TASK
Retype each line of the material exactly, please, skipping any picture in it.

___ SUPPLIED DATA ___

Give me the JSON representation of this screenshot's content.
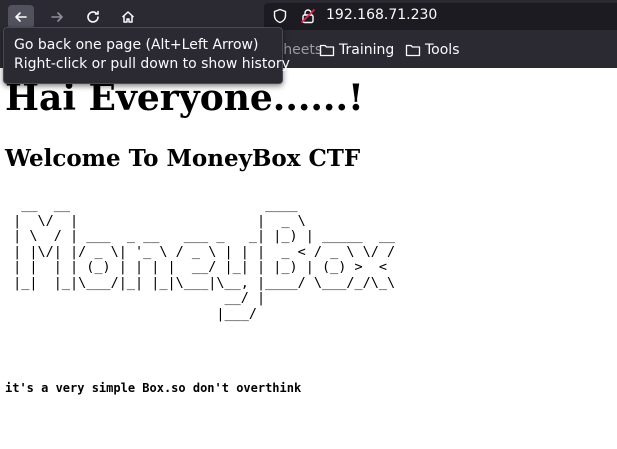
{
  "browser": {
    "url": "192.168.71.230",
    "tooltip": {
      "line1": "Go back one page (Alt+Left Arrow)",
      "line2": "Right-click or pull down to show history"
    },
    "bookmarks": {
      "partial_label": "heat sheets",
      "items": [
        "Training",
        "Tools"
      ]
    },
    "icons": [
      "back-arrow-icon",
      "forward-arrow-icon",
      "reload-icon",
      "home-icon",
      "shield-icon",
      "lock-icon",
      "folder-icon"
    ]
  },
  "page": {
    "heading": "Hai Everyone......!",
    "subheading": "Welcome To MoneyBox CTF",
    "ascii_art": "  __  __                        ____\n |  \\/  |                      |  _ \\\n | \\  / | ___  _ __   ___ _   _| |_) | _____  __\n | |\\/| |/ _ \\| '_ \\ / _ \\ | | |  _ < / _ \\ \\/ /\n | |  | | (_) | | | |  __/ |_| | |_) | (_) >  <\n |_|  |_|\\___/|_| |_|\\___|\\__, |____/ \\___/_/\\_\\\n                           __/ |\n                          |___/",
    "hint": "it's a very simple Box.so don't overthink"
  }
}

___

SOLUTION FOR THIS EXERCISE
Give me the JSON representation of this screenshot's content.
{
  "browser": {
    "url": "192.168.71.230",
    "tooltip": {
      "line1": "Go back one page (Alt+Left Arrow)",
      "line2": "Right-click or pull down to show history"
    },
    "bookmarks": {
      "partial_label": "heat sheets",
      "items": [
        "Training",
        "Tools"
      ]
    },
    "icons": [
      "back-arrow-icon",
      "forward-arrow-icon",
      "reload-icon",
      "home-icon",
      "shield-icon",
      "lock-icon",
      "folder-icon"
    ]
  },
  "page": {
    "heading": "Hai Everyone......!",
    "subheading": "Welcome To MoneyBox CTF",
    "ascii_art": "  __  __                        ____\n |  \\/  |                      |  _ \\\n | \\  / | ___  _ __   ___ _   _| |_) | _____  __\n | |\\/| |/ _ \\| '_ \\ / _ \\ | | |  _ < / _ \\ \\/ /\n | |  | | (_) | | | |  __/ |_| | |_) | (_) >  <\n |_|  |_|\\___/|_| |_|\\___|\\__, |____/ \\___/_/\\_\\\n                           __/ |\n                          |___/",
    "hint": "it's a very simple Box.so don't overthink"
  }
}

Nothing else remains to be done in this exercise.